**Entries provided:**
________________________

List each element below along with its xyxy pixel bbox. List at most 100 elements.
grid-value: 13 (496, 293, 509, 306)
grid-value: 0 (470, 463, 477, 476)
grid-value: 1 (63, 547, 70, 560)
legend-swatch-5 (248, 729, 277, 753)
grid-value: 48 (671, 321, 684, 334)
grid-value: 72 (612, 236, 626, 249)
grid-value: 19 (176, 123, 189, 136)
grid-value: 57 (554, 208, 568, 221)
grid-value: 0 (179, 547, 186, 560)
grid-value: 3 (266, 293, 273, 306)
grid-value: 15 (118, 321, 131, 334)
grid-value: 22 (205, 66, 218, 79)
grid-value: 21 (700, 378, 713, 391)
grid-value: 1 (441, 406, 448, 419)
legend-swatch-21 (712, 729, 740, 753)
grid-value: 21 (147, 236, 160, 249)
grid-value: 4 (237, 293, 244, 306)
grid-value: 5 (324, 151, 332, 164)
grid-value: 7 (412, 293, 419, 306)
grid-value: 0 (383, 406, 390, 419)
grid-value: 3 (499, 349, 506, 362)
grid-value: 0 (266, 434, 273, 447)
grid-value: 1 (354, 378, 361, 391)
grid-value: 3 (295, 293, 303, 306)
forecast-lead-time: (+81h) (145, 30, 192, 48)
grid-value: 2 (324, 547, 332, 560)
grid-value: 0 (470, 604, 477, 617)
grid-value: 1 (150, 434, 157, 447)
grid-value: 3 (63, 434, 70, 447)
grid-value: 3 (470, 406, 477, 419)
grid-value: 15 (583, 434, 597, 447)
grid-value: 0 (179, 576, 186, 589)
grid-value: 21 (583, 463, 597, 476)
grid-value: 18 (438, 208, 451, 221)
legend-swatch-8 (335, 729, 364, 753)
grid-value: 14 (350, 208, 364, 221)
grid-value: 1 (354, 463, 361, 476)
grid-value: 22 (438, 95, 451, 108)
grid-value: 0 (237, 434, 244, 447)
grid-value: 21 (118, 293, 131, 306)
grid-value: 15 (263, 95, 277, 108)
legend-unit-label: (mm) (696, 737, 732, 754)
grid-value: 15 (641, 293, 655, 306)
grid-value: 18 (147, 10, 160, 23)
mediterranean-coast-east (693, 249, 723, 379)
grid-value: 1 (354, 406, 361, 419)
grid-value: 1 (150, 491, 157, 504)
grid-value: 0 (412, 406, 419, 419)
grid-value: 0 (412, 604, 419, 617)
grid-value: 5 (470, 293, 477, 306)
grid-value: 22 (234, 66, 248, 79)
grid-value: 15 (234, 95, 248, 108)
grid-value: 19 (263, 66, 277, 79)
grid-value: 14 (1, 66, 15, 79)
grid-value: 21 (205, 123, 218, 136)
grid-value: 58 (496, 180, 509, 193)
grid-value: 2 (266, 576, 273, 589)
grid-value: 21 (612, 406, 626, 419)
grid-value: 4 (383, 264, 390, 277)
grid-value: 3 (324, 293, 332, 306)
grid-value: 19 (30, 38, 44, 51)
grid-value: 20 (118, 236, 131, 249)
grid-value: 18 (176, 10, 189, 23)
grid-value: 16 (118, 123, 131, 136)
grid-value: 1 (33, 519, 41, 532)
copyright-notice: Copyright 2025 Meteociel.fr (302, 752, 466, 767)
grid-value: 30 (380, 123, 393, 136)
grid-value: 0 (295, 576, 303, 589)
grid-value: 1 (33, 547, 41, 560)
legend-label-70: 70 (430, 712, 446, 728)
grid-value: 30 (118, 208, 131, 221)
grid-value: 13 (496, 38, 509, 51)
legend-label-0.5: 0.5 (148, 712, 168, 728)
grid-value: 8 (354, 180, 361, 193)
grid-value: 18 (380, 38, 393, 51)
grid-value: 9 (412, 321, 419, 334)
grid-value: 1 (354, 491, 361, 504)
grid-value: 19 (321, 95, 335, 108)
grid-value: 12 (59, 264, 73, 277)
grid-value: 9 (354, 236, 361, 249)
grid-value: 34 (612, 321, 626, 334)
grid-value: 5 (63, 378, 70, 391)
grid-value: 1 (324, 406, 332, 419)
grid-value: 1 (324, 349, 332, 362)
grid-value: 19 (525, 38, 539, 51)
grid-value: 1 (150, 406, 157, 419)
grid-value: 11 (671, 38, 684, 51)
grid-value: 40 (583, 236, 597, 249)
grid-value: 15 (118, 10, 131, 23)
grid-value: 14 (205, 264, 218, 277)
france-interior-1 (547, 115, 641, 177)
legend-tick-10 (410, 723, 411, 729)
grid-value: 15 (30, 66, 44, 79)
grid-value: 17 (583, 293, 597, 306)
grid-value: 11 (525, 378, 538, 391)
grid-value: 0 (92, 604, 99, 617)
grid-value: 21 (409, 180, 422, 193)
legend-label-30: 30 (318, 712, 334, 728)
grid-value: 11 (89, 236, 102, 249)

________________________

**Given problem:** Express the data as a numbered list, starting from the first line and continuing through the line containing "grid-value: 2 (324, 547, 332, 560)", and omit any blank lines.

**Reply:**
1. List each element below along with its xyxy pixel bbox. List at most 100 elements.
2. grid-value: 13 (496, 293, 509, 306)
3. grid-value: 0 (470, 463, 477, 476)
4. grid-value: 1 (63, 547, 70, 560)
5. legend-swatch-5 (248, 729, 277, 753)
6. grid-value: 48 (671, 321, 684, 334)
7. grid-value: 72 (612, 236, 626, 249)
8. grid-value: 19 (176, 123, 189, 136)
9. grid-value: 57 (554, 208, 568, 221)
10. grid-value: 0 (179, 547, 186, 560)
11. grid-value: 3 (266, 293, 273, 306)
12. grid-value: 15 (118, 321, 131, 334)
13. grid-value: 22 (205, 66, 218, 79)
14. grid-value: 21 (700, 378, 713, 391)
15. grid-value: 1 (441, 406, 448, 419)
16. legend-swatch-21 (712, 729, 740, 753)
17. grid-value: 21 (147, 236, 160, 249)
18. grid-value: 4 (237, 293, 244, 306)
19. grid-value: 5 (324, 151, 332, 164)
20. grid-value: 7 (412, 293, 419, 306)
21. grid-value: 0 (383, 406, 390, 419)
22. grid-value: 3 (499, 349, 506, 362)
23. grid-value: 0 (266, 434, 273, 447)
24. grid-value: 1 (354, 378, 361, 391)
25. grid-value: 3 (295, 293, 303, 306)
26. forecast-lead-time: (+81h) (145, 30, 192, 48)
27. grid-value: 2 (324, 547, 332, 560)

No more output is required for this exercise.